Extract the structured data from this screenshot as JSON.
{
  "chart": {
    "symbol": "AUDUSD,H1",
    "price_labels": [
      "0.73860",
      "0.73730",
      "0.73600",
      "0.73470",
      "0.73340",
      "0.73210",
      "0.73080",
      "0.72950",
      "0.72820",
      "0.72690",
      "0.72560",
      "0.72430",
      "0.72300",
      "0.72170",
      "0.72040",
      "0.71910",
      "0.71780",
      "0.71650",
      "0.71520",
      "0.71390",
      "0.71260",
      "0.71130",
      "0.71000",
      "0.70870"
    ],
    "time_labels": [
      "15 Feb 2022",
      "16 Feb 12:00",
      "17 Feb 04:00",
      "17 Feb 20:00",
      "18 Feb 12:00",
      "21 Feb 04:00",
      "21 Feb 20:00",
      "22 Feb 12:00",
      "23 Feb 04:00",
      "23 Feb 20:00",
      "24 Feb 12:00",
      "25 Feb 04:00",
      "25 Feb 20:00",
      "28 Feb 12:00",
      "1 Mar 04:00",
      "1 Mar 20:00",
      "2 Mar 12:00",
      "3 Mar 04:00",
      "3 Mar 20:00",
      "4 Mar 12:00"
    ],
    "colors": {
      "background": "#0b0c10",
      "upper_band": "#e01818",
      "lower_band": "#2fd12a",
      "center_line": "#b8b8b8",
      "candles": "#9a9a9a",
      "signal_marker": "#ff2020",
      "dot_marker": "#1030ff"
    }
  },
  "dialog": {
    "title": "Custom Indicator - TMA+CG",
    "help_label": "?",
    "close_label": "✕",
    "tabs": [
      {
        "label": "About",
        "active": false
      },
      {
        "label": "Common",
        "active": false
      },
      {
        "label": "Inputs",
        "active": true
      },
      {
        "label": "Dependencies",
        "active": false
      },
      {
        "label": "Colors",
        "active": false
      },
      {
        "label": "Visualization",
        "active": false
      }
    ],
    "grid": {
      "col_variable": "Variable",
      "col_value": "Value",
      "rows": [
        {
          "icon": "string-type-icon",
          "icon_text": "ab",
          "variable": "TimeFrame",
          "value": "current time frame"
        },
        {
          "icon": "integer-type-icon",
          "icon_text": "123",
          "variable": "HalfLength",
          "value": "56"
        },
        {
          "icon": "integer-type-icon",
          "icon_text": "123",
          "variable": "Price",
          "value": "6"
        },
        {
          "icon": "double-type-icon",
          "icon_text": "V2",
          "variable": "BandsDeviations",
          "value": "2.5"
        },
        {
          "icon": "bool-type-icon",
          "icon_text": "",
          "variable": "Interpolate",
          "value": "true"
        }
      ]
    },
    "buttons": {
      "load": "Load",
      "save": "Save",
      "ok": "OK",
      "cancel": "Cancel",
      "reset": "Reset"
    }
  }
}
::::::
> [Task brief]: Each entry above is to be quoted exactly.

> [Worked answer]:
Extract the structured data from this screenshot as JSON.
{
  "chart": {
    "symbol": "AUDUSD,H1",
    "price_labels": [
      "0.73860",
      "0.73730",
      "0.73600",
      "0.73470",
      "0.73340",
      "0.73210",
      "0.73080",
      "0.72950",
      "0.72820",
      "0.72690",
      "0.72560",
      "0.72430",
      "0.72300",
      "0.72170",
      "0.72040",
      "0.71910",
      "0.71780",
      "0.71650",
      "0.71520",
      "0.71390",
      "0.71260",
      "0.71130",
      "0.71000",
      "0.70870"
    ],
    "time_labels": [
      "15 Feb 2022",
      "16 Feb 12:00",
      "17 Feb 04:00",
      "17 Feb 20:00",
      "18 Feb 12:00",
      "21 Feb 04:00",
      "21 Feb 20:00",
      "22 Feb 12:00",
      "23 Feb 04:00",
      "23 Feb 20:00",
      "24 Feb 12:00",
      "25 Feb 04:00",
      "25 Feb 20:00",
      "28 Feb 12:00",
      "1 Mar 04:00",
      "1 Mar 20:00",
      "2 Mar 12:00",
      "3 Mar 04:00",
      "3 Mar 20:00",
      "4 Mar 12:00"
    ],
    "colors": {
      "background": "#0b0c10",
      "upper_band": "#e01818",
      "lower_band": "#2fd12a",
      "center_line": "#b8b8b8",
      "candles": "#9a9a9a",
      "signal_marker": "#ff2020",
      "dot_marker": "#1030ff"
    }
  },
  "dialog": {
    "title": "Custom Indicator - TMA+CG",
    "help_label": "?",
    "close_label": "✕",
    "tabs": [
      {
        "label": "About",
        "active": false
      },
      {
        "label": "Common",
        "active": false
      },
      {
        "label": "Inputs",
        "active": true
      },
      {
        "label": "Dependencies",
        "active": false
      },
      {
        "label": "Colors",
        "active": false
      },
      {
        "label": "Visualization",
        "active": false
      }
    ],
    "grid": {
      "col_variable": "Variable",
      "col_value": "Value",
      "rows": [
        {
          "icon": "string-type-icon",
          "icon_text": "ab",
          "variable": "TimeFrame",
          "value": "current time frame"
        },
        {
          "icon": "integer-type-icon",
          "icon_text": "123",
          "variable": "HalfLength",
          "value": "56"
        },
        {
          "icon": "integer-type-icon",
          "icon_text": "123",
          "variable": "Price",
          "value": "6"
        },
        {
          "icon": "double-type-icon",
          "icon_text": "V2",
          "variable": "BandsDeviations",
          "value": "2.5"
        },
        {
          "icon": "bool-type-icon",
          "icon_text": "",
          "variable": "Interpolate",
          "value": "true"
        }
      ]
    },
    "buttons": {
      "load": "Load",
      "save": "Save",
      "ok": "OK",
      "cancel": "Cancel",
      "reset": "Reset"
    }
  }
}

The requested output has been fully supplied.